> [Aim] All of the records below need to be copied exactly.

::: Record excerpts

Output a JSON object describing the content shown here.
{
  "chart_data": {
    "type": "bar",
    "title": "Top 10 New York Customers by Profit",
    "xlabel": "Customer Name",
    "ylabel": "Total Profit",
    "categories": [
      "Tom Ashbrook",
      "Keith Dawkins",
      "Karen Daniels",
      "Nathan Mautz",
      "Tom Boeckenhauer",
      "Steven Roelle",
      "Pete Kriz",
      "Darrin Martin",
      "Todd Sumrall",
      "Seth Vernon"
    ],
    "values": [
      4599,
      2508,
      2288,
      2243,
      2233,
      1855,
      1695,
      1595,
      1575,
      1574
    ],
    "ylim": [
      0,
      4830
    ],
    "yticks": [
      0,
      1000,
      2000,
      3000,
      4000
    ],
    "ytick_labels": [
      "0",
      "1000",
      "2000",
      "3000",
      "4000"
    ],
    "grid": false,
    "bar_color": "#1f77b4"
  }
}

::::::

> [Result]
Output a JSON object describing the content shown here.
{
  "chart_data": {
    "type": "bar",
    "title": "Top 10 New York Customers by Profit",
    "xlabel": "Customer Name",
    "ylabel": "Total Profit",
    "categories": [
      "Tom Ashbrook",
      "Keith Dawkins",
      "Karen Daniels",
      "Nathan Mautz",
      "Tom Boeckenhauer",
      "Steven Roelle",
      "Pete Kriz",
      "Darrin Martin",
      "Todd Sumrall",
      "Seth Vernon"
    ],
    "values": [
      4599,
      2508,
      2288,
      2243,
      2233,
      1855,
      1695,
      1595,
      1575,
      1574
    ],
    "ylim": [
      0,
      4830
    ],
    "yticks": [
      0,
      1000,
      2000,
      3000,
      4000
    ],
    "ytick_labels": [
      "0",
      "1000",
      "2000",
      "3000",
      "4000"
    ],
    "grid": false,
    "bar_color": "#1f77b4"
  }
}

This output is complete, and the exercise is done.